:: Collected data entries ::
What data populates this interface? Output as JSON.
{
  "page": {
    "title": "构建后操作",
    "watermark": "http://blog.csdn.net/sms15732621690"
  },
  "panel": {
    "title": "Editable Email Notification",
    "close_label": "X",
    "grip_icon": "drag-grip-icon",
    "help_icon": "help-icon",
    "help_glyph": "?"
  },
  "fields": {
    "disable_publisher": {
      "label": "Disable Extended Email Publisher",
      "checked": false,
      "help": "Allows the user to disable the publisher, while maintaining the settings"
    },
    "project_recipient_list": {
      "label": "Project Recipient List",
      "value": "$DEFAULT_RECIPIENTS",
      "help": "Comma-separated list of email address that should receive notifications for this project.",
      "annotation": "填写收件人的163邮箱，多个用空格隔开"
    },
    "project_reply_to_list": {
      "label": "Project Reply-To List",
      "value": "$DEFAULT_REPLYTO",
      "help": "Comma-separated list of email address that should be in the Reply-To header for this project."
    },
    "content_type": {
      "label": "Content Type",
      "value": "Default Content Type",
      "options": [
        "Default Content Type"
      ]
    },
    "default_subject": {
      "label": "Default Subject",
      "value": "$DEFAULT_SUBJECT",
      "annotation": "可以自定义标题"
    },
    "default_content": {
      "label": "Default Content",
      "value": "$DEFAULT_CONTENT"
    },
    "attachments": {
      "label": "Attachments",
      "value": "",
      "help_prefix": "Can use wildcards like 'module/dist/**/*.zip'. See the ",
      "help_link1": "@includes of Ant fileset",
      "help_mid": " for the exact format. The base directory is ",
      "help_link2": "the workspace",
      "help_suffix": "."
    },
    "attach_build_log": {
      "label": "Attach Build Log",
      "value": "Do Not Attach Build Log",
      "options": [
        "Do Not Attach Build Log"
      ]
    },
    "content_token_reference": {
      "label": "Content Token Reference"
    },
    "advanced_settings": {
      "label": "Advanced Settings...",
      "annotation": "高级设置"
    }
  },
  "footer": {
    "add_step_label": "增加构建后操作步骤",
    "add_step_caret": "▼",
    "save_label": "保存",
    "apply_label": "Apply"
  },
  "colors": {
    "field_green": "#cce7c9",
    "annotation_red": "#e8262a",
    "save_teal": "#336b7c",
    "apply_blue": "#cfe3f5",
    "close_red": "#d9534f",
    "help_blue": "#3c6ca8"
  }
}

:: Problem requirements ::
Each line in the entries above that includes the string "title" should be extracted.

:: Output below ::
    "title": "构建后操作",
    "title": "Editable Email Notification",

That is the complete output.